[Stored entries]
** start **
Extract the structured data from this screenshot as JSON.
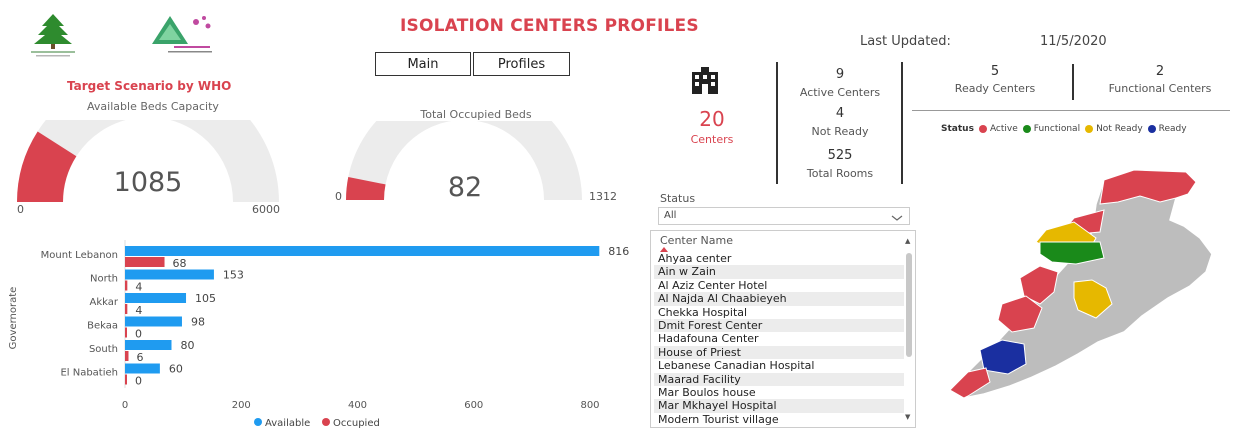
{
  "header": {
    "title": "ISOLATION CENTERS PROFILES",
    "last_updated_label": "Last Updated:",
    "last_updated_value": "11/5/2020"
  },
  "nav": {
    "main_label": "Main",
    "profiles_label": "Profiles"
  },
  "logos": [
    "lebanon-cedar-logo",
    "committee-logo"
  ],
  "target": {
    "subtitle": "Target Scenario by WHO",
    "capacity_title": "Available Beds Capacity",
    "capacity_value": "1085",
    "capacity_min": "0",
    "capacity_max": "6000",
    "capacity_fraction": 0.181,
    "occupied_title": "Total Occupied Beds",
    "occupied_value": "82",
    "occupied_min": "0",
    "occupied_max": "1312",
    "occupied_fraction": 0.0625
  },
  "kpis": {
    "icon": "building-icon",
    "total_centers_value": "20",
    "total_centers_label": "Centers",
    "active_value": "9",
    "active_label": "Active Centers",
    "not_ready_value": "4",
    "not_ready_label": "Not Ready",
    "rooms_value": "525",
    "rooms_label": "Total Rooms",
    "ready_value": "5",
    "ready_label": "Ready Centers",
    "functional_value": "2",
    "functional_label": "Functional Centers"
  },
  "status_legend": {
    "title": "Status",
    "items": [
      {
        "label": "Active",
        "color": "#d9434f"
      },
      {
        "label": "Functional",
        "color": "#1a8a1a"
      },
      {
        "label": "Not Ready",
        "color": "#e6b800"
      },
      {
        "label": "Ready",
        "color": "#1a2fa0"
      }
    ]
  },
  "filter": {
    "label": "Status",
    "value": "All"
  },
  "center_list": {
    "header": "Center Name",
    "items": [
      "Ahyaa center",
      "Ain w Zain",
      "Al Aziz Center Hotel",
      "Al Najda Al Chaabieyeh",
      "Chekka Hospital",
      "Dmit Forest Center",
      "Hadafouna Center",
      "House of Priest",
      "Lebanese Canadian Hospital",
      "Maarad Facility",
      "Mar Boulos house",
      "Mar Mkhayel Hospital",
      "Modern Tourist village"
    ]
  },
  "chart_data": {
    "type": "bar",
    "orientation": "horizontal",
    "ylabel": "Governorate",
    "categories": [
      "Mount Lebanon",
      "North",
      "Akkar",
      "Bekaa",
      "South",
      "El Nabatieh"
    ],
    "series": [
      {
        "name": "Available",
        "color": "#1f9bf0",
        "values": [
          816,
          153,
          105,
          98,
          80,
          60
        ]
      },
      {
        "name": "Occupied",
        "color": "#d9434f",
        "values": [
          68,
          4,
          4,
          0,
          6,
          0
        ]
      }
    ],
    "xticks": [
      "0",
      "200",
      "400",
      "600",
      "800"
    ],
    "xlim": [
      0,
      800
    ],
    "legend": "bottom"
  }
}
** end **
** start **
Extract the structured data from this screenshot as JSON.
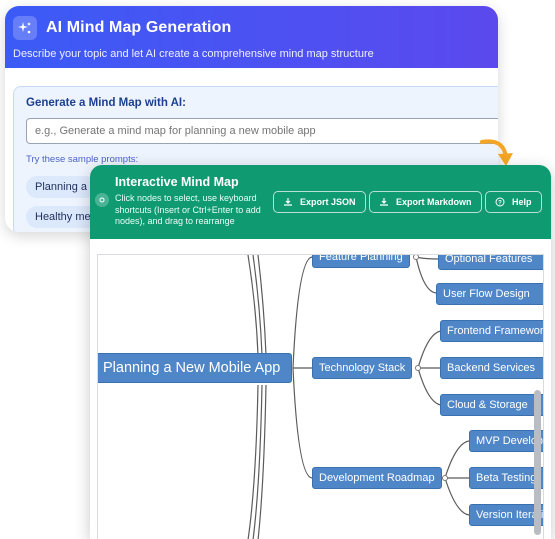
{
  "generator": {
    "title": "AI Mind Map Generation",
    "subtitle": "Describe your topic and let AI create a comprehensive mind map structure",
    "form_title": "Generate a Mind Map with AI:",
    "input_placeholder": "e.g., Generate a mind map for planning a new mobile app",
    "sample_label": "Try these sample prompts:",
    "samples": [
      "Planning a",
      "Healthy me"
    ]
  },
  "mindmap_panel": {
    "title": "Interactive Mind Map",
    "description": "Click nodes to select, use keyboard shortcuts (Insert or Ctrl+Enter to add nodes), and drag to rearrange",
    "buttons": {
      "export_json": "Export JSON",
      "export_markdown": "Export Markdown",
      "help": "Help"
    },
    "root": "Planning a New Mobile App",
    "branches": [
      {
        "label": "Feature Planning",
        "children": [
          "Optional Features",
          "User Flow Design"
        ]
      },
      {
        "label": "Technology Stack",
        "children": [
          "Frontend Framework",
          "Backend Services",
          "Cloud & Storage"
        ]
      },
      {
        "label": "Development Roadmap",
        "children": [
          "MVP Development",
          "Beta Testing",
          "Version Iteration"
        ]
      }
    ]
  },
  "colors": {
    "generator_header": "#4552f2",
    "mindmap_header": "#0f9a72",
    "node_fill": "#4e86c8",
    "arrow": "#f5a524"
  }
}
** end **
Aim >> In the records above, find each line with the word "Available" and copy it.

Solution to the problem >>
    "capacity_title": "Available Beds Capacity",
        "name": "Available",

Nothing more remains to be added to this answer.